■ Exercise brief:
Copy the listing below in full and skip every picture.

■ Exercise inputs:

START

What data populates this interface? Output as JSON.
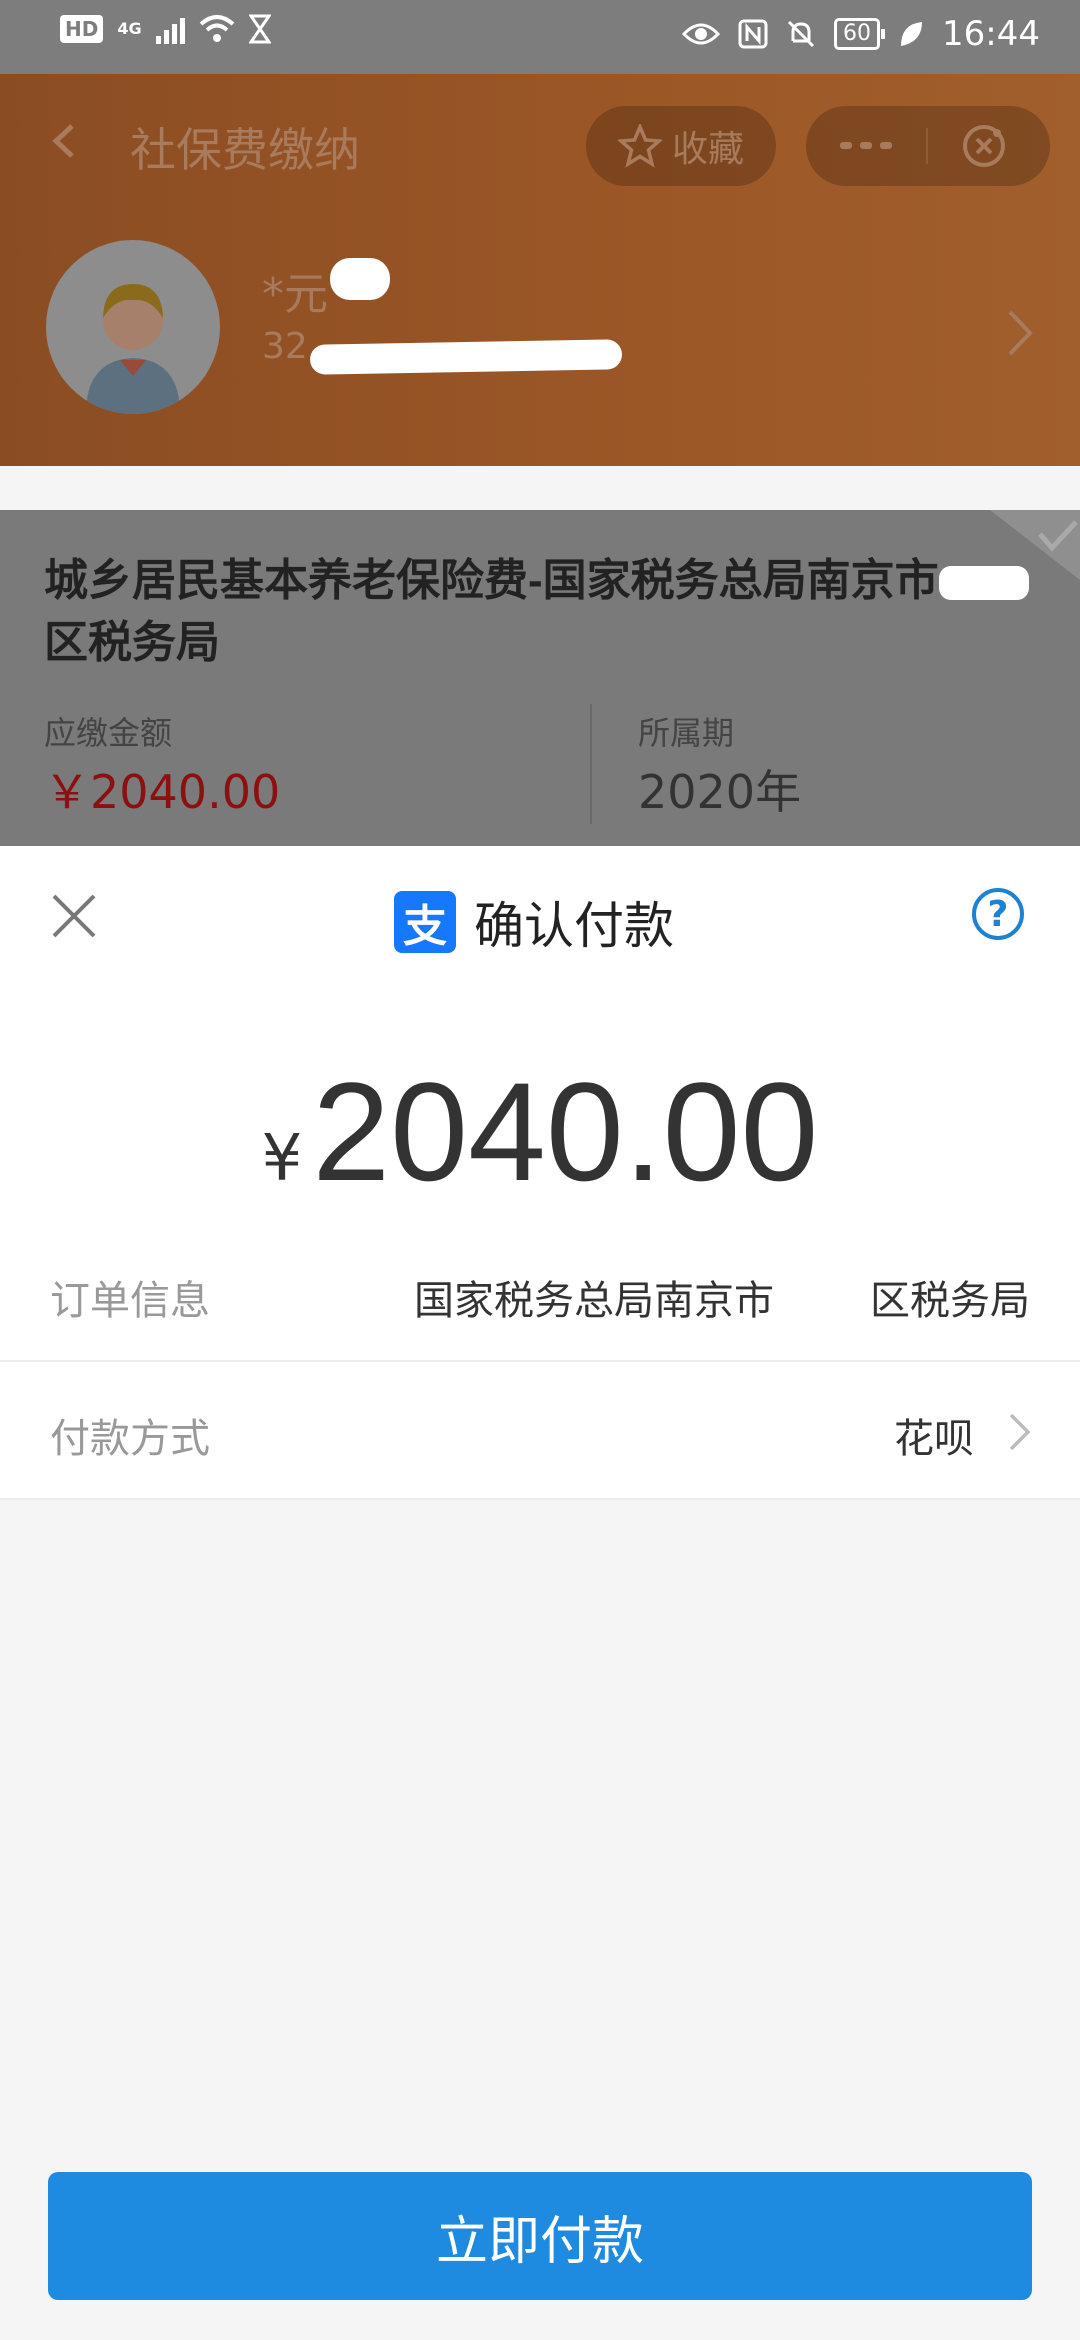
{
  "status_bar": {
    "hd": "HD",
    "network": "4G",
    "battery": "60",
    "time": "16:44"
  },
  "page": {
    "title": "社保费缴纳",
    "favorite_label": "收藏",
    "user": {
      "name": "*元",
      "id": "32"
    }
  },
  "card": {
    "title": "城乡居民基本养老保险费-国家税务总局南京市",
    "title_tail": "区税务局",
    "amount_label": "应缴金额",
    "amount_value": "￥2040.00",
    "period_label": "所属期",
    "period_value": "2020年"
  },
  "sheet": {
    "title": "确认付款",
    "alipay_glyph": "支",
    "help": "?",
    "currency": "¥",
    "amount": "2040.00",
    "order_label": "订单信息",
    "order_value_part1": "国家税务总局南京市",
    "order_value_part2": "区税务局",
    "method_label": "付款方式",
    "method_value": "花呗",
    "pay_button": "立即付款"
  },
  "colors": {
    "header_brown": "#9c5727",
    "accent_blue": "#1e8ae0",
    "amount_red": "#8b1010",
    "alipay_blue": "#1677ff"
  },
  "icons": [
    "back-icon",
    "star-icon",
    "more-icon",
    "mini-close-icon",
    "chevron-right-icon",
    "check-icon",
    "close-icon",
    "alipay-icon",
    "help-icon",
    "wifi-icon",
    "hourglass-icon",
    "eye-icon",
    "nfc-icon",
    "bell-off-icon",
    "leaf-icon"
  ]
}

END

■ Finished exercise:
What data populates this interface? Output as JSON.
{
  "status_bar": {
    "hd": "HD",
    "network": "4G",
    "battery": "60",
    "time": "16:44"
  },
  "page": {
    "title": "社保费缴纳",
    "favorite_label": "收藏",
    "user": {
      "name": "*元",
      "id": "32"
    }
  },
  "card": {
    "title": "城乡居民基本养老保险费-国家税务总局南京市",
    "title_tail": "区税务局",
    "amount_label": "应缴金额",
    "amount_value": "￥2040.00",
    "period_label": "所属期",
    "period_value": "2020年"
  },
  "sheet": {
    "title": "确认付款",
    "alipay_glyph": "支",
    "help": "?",
    "currency": "¥",
    "amount": "2040.00",
    "order_label": "订单信息",
    "order_value_part1": "国家税务总局南京市",
    "order_value_part2": "区税务局",
    "method_label": "付款方式",
    "method_value": "花呗",
    "pay_button": "立即付款"
  },
  "colors": {
    "header_brown": "#9c5727",
    "accent_blue": "#1e8ae0",
    "amount_red": "#8b1010",
    "alipay_blue": "#1677ff"
  },
  "icons": [
    "back-icon",
    "star-icon",
    "more-icon",
    "mini-close-icon",
    "chevron-right-icon",
    "check-icon",
    "close-icon",
    "alipay-icon",
    "help-icon",
    "wifi-icon",
    "hourglass-icon",
    "eye-icon",
    "nfc-icon",
    "bell-off-icon",
    "leaf-icon"
  ]
}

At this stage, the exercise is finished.